— start —

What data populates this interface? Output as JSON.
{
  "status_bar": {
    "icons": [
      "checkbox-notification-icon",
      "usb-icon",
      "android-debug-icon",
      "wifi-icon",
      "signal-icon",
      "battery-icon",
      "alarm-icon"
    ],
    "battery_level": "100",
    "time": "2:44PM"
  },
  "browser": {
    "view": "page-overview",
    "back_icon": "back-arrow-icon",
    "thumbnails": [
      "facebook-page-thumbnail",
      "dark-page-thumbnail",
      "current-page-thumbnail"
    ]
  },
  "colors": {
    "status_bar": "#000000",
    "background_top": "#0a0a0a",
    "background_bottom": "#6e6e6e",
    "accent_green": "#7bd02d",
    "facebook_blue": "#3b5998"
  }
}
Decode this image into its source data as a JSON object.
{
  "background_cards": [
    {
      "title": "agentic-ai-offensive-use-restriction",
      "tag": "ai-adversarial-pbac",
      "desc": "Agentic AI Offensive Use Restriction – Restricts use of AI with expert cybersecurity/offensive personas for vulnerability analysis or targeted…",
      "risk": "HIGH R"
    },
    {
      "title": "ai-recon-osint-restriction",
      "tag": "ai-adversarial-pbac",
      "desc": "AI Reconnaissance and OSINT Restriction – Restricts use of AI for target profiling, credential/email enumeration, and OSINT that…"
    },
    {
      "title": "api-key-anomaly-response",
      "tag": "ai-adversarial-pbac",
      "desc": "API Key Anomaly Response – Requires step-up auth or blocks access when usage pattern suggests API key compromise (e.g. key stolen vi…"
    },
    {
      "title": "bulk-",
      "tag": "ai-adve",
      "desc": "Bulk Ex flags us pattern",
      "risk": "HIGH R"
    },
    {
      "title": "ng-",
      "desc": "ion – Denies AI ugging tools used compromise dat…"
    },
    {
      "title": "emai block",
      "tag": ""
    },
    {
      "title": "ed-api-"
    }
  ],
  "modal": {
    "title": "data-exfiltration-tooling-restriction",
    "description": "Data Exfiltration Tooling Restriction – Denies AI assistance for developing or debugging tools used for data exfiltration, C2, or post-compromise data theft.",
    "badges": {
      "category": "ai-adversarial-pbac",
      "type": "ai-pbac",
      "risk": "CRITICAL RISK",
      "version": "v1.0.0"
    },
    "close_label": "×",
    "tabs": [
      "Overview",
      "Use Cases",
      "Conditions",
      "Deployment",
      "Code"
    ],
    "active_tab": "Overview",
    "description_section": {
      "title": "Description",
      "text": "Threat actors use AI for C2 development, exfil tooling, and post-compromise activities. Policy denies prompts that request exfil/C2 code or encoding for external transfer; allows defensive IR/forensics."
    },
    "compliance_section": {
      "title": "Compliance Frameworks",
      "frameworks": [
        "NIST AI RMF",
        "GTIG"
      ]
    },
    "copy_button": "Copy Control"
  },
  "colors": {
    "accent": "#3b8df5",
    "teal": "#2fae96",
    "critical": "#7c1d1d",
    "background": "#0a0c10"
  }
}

— end —
— start —

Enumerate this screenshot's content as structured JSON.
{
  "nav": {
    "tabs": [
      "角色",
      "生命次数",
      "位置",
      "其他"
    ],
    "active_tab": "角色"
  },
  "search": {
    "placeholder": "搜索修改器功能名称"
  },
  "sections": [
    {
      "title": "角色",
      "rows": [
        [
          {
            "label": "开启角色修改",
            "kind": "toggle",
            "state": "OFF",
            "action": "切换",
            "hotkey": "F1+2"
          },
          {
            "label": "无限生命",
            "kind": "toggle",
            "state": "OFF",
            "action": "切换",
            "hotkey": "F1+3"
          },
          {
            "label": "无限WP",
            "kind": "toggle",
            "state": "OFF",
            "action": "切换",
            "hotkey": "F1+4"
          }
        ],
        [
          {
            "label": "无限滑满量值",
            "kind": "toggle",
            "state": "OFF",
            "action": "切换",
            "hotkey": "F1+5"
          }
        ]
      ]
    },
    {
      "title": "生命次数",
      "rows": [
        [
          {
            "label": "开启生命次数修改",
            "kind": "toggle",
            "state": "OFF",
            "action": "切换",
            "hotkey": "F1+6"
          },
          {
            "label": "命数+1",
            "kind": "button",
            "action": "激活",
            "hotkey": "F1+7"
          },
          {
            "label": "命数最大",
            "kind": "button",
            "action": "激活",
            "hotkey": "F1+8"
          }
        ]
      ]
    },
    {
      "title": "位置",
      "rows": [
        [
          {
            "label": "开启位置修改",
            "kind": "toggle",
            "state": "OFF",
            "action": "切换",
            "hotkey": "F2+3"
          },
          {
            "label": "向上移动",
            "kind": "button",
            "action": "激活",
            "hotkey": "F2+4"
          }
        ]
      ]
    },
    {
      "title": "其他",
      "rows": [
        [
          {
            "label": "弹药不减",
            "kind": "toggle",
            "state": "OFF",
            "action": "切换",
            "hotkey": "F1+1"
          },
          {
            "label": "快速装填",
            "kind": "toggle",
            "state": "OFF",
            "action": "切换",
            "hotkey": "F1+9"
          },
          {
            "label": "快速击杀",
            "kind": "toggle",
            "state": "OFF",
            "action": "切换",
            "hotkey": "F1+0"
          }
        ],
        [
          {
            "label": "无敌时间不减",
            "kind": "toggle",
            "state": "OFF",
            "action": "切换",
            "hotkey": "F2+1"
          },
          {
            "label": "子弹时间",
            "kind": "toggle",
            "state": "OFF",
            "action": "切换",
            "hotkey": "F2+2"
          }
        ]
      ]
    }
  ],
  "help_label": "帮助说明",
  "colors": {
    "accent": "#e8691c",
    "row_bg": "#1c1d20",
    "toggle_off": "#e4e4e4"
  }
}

— end —

Answer with a single number: the count of lines holding the word "JSON".

## The completed task
3